_Aim_
Go through the listing beneath this task and return every line that carries the string "value".

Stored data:
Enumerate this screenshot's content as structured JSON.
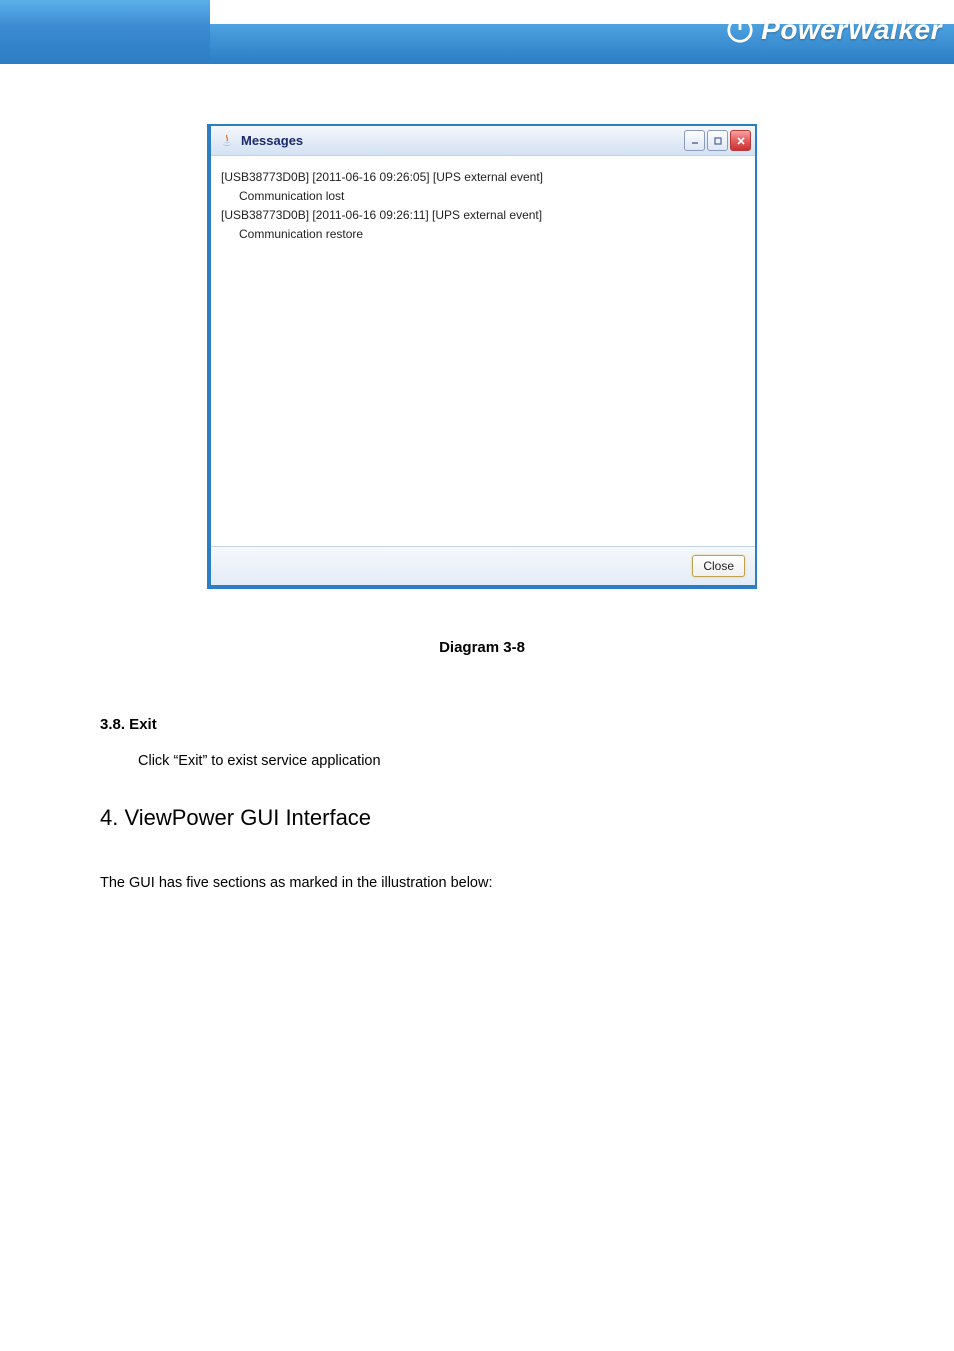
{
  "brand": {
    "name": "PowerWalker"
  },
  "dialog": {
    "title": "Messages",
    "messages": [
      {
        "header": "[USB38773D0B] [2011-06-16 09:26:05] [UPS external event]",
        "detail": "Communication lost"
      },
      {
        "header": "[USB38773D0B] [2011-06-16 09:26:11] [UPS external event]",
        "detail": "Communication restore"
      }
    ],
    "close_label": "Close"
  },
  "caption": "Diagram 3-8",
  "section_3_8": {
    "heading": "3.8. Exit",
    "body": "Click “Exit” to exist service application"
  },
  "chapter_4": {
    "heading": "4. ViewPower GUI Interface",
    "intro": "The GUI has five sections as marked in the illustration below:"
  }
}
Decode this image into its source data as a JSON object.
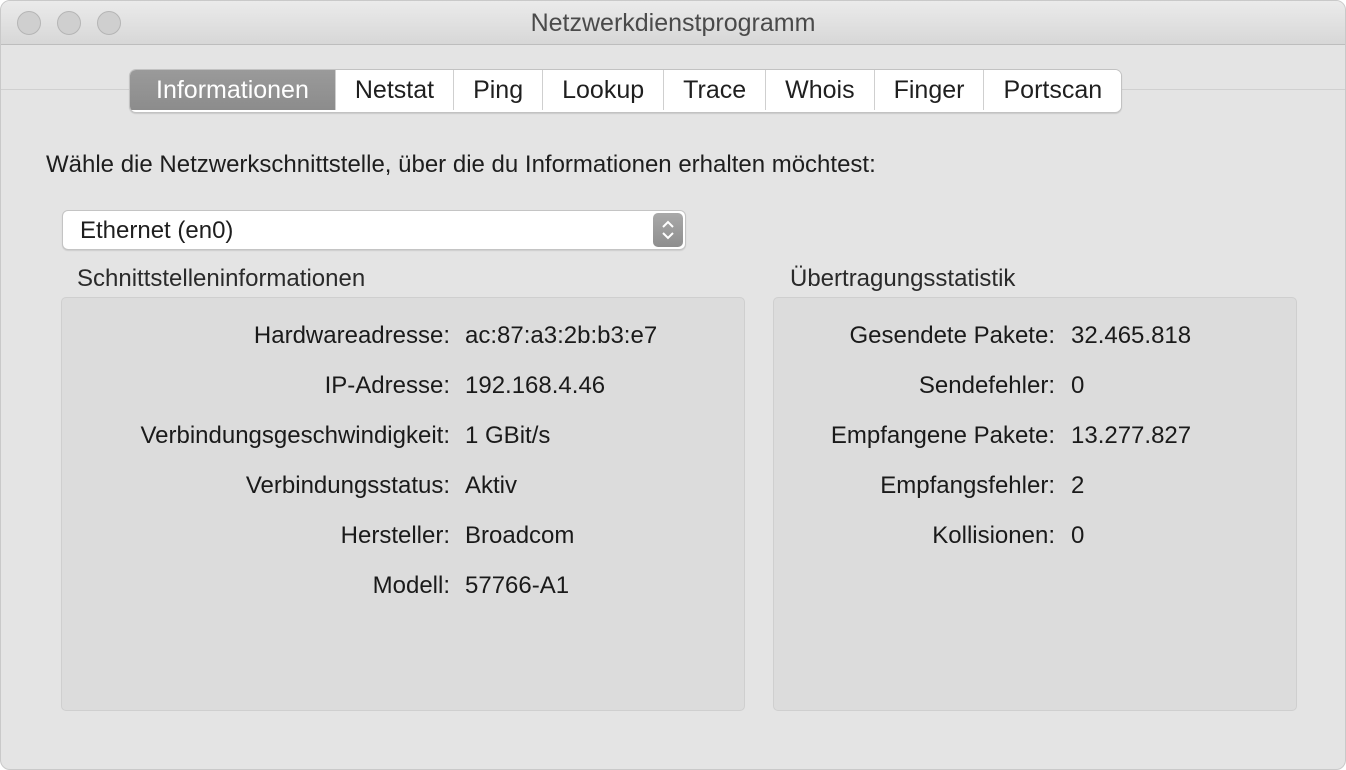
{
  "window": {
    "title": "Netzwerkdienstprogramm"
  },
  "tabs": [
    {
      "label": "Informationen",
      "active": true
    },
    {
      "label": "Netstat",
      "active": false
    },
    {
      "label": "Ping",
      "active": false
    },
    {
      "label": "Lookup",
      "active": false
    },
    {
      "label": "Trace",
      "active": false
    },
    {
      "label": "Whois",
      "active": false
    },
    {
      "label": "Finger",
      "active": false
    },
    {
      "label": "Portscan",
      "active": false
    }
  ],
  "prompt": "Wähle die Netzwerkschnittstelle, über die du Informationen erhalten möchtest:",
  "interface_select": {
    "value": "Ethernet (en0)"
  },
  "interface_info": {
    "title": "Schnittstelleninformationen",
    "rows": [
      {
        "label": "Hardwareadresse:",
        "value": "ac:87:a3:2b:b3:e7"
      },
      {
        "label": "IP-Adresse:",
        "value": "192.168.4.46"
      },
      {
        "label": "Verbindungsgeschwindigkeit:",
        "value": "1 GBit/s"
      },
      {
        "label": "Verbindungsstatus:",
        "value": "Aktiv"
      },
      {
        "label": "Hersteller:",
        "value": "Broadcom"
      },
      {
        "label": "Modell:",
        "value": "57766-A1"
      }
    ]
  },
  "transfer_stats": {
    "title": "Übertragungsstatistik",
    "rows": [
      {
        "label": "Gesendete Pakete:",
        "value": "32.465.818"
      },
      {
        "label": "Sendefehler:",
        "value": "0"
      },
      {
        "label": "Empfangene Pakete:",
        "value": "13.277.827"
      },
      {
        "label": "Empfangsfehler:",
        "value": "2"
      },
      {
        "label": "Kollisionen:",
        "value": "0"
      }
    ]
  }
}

_Full answer_
    "value": "Ethernet (en0)"
        "value": "ac:87:a3:2b:b3:e7"
        "value": "192.168.4.46"
        "value": "1 GBit/s"
        "value": "Aktiv"
        "value": "Broadcom"
        "value": "57766-A1"
        "value": "32.465.818"
        "value": "0"
        "value": "13.277.827"
        "value": "2"
        "value": "0"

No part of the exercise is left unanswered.